Extract every record, keeping each one exactly as it is.

### DATA LISTING
┄┄┄┄┄┄┄┄┄┄┄┄┄┄┄┄┄┄┄┄

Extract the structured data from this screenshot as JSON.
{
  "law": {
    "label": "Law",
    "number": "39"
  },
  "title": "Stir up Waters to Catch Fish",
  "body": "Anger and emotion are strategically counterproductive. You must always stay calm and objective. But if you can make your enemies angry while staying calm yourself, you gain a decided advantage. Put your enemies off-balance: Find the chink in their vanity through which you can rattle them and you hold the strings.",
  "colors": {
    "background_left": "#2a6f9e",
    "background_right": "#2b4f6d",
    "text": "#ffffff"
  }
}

┄┄┄┄┄┄┄┄┄┄┄┄┄┄┄┄┄┄┄┄

### COMPLETE RESPONSE
Extract the structured data from this screenshot as JSON.
{
  "law": {
    "label": "Law",
    "number": "39"
  },
  "title": "Stir up Waters to Catch Fish",
  "body": "Anger and emotion are strategically counterproductive. You must always stay calm and objective. But if you can make your enemies angry while staying calm yourself, you gain a decided advantage. Put your enemies off-balance: Find the chink in their vanity through which you can rattle them and you hold the strings.",
  "colors": {
    "background_left": "#2a6f9e",
    "background_right": "#2b4f6d",
    "text": "#ffffff"
  }
}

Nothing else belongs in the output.